■ MATERIAL FOR THE TASK

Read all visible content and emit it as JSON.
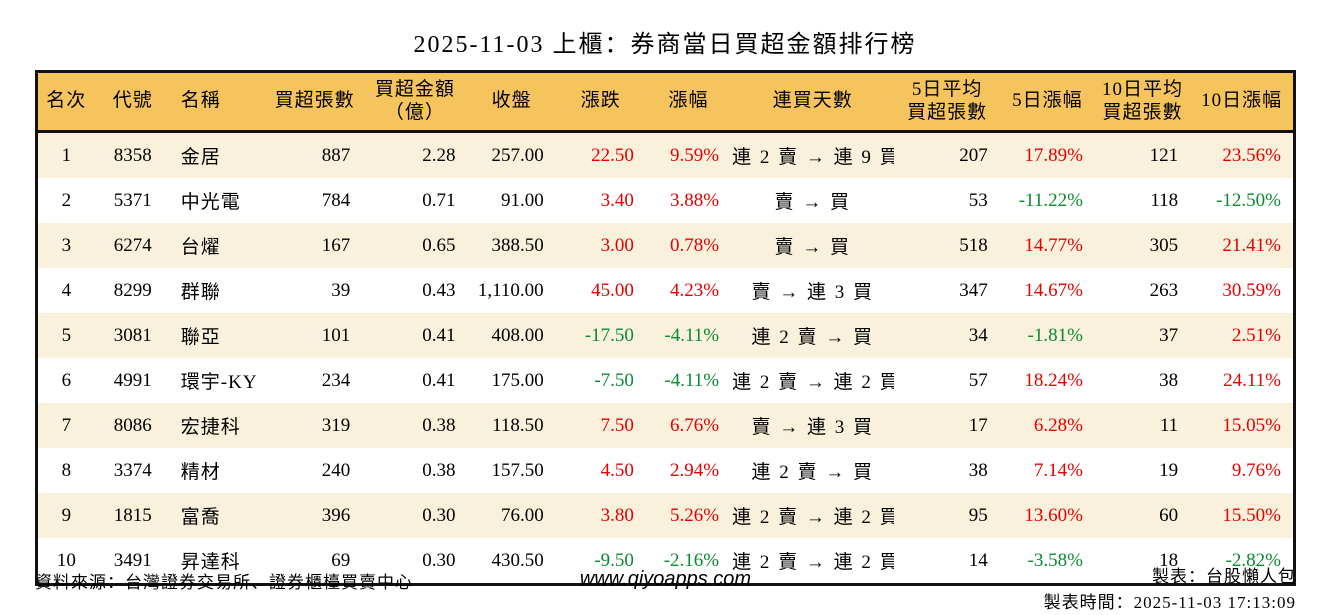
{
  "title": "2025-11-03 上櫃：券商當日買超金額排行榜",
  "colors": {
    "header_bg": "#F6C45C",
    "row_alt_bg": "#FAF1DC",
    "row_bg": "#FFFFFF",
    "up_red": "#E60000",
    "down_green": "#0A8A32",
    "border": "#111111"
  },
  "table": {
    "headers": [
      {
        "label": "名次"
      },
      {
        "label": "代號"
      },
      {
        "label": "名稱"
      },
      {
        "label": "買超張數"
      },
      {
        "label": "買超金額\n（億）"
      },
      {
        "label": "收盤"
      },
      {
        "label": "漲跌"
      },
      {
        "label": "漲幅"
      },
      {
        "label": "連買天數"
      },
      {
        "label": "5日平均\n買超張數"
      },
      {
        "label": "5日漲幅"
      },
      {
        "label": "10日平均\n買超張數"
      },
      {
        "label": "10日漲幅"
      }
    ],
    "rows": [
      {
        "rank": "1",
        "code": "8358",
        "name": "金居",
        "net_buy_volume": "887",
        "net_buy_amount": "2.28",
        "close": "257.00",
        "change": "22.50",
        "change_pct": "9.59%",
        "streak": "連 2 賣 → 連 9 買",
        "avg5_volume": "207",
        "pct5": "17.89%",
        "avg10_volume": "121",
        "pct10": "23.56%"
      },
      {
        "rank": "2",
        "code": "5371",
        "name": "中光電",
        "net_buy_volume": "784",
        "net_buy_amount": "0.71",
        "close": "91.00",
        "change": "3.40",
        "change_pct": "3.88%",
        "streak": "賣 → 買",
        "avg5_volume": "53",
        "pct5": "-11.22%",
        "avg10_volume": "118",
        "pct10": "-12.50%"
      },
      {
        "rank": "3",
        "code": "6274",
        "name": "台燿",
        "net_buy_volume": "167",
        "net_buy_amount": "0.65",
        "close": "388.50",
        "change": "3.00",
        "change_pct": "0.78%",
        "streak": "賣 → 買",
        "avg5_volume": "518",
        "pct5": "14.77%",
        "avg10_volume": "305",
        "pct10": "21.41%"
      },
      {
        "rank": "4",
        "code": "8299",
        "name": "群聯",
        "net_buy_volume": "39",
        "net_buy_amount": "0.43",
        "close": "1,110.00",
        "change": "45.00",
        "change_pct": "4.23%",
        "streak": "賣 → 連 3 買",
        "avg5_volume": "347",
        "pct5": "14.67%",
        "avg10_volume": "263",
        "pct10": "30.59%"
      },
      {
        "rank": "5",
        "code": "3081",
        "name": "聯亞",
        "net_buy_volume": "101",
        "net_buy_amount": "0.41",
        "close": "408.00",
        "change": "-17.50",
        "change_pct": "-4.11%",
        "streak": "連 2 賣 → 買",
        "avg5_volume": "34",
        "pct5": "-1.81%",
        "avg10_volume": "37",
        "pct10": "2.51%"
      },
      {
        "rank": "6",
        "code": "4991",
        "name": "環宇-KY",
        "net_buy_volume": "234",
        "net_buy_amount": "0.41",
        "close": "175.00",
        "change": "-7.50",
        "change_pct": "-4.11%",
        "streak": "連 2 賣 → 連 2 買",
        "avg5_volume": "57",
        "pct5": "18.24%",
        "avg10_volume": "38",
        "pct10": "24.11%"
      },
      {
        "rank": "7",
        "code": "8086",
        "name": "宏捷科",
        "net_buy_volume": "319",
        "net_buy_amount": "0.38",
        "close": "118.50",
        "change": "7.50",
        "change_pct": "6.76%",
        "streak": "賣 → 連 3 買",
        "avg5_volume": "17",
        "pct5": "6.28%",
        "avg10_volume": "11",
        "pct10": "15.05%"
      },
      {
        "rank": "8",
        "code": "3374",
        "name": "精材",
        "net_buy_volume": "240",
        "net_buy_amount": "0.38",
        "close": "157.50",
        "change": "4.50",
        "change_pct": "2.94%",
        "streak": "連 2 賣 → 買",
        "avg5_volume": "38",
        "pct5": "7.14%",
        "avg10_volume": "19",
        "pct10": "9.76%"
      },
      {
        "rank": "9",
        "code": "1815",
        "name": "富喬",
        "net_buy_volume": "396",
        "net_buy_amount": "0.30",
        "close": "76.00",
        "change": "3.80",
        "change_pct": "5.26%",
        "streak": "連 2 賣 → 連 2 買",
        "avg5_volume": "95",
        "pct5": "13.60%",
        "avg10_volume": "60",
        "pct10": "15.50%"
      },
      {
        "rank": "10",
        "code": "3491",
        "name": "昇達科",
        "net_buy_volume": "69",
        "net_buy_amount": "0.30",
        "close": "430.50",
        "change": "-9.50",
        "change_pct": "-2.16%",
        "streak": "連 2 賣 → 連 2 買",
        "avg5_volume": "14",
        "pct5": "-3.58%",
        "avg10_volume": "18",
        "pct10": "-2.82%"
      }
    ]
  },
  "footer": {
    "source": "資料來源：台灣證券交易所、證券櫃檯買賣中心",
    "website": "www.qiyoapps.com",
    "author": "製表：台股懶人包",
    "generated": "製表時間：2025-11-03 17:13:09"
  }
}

■ WORK TO BE COMPLETED
Go through the records and pull out each line that includes the word "name".

■ ANSWER FOR THE TASK
        "name": "金居",
        "name": "中光電",
        "name": "台燿",
        "name": "群聯",
        "name": "聯亞",
        "name": "環宇-KY",
        "name": "宏捷科",
        "name": "精材",
        "name": "富喬",
        "name": "昇達科",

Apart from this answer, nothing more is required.